— Stored items from a collection —
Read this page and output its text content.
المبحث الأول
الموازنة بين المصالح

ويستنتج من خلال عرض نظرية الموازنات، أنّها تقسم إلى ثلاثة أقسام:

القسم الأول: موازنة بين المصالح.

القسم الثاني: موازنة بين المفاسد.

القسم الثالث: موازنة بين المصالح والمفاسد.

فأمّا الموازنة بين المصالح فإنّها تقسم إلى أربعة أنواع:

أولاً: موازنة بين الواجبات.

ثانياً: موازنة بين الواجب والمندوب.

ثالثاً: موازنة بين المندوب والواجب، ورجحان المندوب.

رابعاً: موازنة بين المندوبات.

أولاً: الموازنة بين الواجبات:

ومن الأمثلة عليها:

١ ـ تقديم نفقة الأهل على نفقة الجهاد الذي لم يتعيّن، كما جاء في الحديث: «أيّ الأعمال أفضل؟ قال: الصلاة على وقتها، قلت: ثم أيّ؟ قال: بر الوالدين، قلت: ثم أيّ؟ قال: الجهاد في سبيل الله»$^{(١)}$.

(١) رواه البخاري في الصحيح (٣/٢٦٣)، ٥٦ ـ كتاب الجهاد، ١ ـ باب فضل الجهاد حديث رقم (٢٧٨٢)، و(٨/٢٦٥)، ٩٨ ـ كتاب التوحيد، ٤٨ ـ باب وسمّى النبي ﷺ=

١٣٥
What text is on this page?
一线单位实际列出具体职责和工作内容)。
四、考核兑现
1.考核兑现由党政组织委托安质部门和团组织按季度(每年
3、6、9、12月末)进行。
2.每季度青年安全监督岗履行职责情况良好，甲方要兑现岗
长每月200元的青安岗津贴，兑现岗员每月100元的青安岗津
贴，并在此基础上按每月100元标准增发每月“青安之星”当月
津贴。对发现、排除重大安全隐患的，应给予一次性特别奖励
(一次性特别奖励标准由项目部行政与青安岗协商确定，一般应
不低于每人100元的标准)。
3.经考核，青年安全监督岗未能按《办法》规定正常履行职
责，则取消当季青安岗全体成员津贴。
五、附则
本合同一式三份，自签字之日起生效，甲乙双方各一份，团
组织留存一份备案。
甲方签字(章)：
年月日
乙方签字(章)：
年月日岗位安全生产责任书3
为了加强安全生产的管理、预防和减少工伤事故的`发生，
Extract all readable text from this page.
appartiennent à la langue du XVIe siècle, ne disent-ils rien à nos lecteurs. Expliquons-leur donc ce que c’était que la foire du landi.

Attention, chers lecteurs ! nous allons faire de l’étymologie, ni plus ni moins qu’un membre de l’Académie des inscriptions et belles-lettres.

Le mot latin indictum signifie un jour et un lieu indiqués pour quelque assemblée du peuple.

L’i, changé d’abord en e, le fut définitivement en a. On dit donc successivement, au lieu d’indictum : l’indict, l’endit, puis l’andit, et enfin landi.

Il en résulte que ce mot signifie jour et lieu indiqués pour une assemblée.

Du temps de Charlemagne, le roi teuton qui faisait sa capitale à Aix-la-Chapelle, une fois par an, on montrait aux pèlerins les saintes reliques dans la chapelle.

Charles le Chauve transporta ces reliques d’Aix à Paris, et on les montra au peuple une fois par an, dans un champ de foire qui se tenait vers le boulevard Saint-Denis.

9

— Aim of the task —
Return every line holding the word "page" from the records.

— Answer to the exercise —
Read this page and output its text content.
What text is on this page?
Extract all readable text from this page.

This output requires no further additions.